STATED TASK
Copy out the stretch of items from the start through the line containing "staticText: Cancel [100, 899, 160, 924]", both ends included, reproducing each line exactly.

RECORD LIST
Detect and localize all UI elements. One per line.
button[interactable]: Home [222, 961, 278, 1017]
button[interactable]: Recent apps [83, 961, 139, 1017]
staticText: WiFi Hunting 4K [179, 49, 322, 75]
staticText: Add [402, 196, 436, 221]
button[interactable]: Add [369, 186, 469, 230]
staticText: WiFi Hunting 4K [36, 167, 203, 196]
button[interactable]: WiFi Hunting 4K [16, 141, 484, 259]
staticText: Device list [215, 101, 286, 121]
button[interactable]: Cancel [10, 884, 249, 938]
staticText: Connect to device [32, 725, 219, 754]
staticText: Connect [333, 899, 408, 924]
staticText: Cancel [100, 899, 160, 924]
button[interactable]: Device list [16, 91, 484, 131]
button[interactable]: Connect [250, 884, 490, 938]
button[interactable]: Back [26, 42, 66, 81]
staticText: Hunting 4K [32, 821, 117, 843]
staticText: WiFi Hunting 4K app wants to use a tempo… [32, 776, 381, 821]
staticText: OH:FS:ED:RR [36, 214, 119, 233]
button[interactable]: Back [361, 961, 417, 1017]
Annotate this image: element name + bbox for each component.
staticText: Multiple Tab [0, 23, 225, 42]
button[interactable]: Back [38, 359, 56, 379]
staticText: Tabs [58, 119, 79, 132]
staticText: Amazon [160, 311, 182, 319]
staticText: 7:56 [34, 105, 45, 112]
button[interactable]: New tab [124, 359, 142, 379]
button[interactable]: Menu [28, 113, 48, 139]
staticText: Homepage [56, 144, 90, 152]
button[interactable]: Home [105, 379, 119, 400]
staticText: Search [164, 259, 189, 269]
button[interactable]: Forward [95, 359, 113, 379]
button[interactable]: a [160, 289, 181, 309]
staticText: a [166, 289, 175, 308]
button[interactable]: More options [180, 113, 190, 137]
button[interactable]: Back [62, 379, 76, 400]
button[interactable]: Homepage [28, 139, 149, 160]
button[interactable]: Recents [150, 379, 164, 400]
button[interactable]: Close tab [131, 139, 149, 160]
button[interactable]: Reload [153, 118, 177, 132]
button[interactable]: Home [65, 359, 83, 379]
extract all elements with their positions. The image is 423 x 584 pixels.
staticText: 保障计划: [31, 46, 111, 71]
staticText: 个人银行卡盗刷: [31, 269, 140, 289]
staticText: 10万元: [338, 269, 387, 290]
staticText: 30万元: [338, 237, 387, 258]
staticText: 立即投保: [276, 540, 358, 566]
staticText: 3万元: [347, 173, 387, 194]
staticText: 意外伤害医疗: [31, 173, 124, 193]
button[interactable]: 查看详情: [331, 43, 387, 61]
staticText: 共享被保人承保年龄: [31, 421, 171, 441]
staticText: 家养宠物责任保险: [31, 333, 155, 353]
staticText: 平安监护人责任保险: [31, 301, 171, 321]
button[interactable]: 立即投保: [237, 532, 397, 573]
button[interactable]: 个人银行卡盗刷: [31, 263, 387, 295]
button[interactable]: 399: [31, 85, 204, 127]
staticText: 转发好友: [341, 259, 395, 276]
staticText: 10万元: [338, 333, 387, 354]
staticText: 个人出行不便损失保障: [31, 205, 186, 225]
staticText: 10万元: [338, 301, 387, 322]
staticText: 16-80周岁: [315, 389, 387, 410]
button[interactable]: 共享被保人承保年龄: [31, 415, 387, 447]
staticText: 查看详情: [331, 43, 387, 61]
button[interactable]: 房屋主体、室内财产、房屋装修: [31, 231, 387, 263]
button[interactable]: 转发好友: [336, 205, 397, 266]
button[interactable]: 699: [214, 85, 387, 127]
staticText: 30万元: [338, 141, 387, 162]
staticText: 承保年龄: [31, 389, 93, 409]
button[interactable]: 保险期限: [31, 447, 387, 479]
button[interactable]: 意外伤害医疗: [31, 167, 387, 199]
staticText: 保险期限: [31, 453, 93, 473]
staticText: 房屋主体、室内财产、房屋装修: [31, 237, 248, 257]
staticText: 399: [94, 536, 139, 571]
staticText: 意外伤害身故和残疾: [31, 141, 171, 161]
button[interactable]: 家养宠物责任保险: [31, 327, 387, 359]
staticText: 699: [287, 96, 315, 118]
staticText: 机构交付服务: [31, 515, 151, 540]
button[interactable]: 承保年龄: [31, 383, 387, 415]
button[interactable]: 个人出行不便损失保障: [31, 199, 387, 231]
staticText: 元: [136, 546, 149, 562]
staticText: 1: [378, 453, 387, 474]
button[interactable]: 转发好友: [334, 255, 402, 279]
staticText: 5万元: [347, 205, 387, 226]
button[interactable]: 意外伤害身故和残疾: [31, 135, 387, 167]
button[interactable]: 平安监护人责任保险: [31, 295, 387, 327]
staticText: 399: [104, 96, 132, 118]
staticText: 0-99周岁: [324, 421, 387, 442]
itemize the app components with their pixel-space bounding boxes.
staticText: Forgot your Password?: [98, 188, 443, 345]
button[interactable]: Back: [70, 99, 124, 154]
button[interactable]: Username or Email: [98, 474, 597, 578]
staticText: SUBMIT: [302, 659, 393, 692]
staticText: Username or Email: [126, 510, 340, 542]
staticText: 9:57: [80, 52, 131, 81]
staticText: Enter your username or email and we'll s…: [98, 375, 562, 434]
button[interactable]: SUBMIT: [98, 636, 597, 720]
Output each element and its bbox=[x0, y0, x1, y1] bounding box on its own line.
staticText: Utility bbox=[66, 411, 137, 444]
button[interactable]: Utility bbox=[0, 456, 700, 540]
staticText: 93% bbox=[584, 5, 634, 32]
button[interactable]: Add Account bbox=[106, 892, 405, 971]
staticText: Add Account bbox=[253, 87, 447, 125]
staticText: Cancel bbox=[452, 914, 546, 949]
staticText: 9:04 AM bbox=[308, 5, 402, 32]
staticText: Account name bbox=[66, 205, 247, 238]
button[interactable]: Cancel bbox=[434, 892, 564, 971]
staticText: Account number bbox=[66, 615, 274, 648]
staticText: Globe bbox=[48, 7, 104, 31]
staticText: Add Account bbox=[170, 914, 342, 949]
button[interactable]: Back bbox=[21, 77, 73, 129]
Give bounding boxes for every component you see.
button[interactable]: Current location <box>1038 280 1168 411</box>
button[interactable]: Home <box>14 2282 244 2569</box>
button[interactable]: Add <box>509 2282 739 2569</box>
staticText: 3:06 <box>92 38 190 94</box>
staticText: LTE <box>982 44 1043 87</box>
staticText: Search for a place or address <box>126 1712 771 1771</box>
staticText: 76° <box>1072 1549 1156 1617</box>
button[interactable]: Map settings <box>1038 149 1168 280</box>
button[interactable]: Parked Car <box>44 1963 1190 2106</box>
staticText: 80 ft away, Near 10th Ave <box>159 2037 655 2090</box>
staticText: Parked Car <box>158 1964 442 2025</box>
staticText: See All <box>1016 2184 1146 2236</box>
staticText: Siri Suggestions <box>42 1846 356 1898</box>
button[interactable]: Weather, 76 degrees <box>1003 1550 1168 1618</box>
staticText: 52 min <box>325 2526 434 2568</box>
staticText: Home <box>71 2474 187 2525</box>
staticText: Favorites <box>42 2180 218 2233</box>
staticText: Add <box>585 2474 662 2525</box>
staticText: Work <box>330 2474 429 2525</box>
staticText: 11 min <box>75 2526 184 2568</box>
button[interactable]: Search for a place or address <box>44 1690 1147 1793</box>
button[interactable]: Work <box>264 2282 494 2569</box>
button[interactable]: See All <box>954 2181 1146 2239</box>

TASK SOLUTION
Detect and localize all UI elements. One per line.
button[interactable]: Home [222, 961, 278, 1017]
button[interactable]: Recent apps [83, 961, 139, 1017]
staticText: WiFi Hunting 4K [179, 49, 322, 75]
staticText: Add [402, 196, 436, 221]
button[interactable]: Add [369, 186, 469, 230]
staticText: WiFi Hunting 4K [36, 167, 203, 196]
button[interactable]: WiFi Hunting 4K [16, 141, 484, 259]
staticText: Device list [215, 101, 286, 121]
button[interactable]: Cancel [10, 884, 249, 938]
staticText: Connect to device [32, 725, 219, 754]
staticText: Connect [333, 899, 408, 924]
staticText: Cancel [100, 899, 160, 924]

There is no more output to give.